Return all lines from the listing below in which the string "type" occurs.

#### GIVEN DATA

-- -- --

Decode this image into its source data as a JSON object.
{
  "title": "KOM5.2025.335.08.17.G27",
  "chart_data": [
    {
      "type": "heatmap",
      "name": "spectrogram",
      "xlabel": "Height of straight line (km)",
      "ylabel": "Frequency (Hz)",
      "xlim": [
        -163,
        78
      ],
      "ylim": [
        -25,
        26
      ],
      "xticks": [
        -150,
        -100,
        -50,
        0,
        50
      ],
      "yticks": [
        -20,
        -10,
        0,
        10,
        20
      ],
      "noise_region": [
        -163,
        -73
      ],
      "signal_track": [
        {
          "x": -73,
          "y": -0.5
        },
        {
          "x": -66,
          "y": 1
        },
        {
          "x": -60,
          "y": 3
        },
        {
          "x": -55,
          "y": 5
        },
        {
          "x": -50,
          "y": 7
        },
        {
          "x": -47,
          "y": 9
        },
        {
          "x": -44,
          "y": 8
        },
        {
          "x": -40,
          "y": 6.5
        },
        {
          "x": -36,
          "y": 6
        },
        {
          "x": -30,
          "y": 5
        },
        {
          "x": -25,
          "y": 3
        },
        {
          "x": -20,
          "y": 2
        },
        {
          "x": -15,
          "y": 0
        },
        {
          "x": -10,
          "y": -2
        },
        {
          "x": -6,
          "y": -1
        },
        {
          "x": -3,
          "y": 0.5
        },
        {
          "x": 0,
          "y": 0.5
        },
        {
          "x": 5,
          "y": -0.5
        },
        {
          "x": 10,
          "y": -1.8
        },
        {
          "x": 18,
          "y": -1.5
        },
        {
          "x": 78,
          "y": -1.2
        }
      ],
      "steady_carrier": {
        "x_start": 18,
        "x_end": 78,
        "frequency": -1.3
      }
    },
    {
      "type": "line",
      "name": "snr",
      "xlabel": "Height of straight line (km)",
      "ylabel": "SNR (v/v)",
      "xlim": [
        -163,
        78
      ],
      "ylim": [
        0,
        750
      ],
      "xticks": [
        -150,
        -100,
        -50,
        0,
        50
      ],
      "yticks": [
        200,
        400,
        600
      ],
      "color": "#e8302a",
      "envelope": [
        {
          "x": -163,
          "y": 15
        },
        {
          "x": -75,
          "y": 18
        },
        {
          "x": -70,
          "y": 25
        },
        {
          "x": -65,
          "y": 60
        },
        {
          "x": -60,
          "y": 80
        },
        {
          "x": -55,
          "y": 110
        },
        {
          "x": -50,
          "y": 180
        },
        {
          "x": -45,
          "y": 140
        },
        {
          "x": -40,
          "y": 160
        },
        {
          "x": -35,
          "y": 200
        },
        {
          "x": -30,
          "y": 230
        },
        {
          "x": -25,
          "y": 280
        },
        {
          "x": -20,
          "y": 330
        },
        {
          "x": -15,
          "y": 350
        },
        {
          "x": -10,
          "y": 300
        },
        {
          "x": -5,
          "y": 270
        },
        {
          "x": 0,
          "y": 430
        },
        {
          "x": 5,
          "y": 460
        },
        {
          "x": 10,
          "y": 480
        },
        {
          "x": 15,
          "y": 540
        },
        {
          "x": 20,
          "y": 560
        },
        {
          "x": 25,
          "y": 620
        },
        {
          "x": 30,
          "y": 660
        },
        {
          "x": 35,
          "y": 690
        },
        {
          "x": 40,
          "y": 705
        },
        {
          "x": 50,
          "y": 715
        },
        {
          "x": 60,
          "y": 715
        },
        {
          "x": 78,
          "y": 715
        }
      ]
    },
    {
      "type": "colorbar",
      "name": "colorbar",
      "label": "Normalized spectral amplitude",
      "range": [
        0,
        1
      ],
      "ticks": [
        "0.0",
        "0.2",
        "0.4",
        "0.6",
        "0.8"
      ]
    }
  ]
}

-- -- --

#### FINAL RESULT
      "type": "heatmap",
      "type": "line",
      "type": "colorbar",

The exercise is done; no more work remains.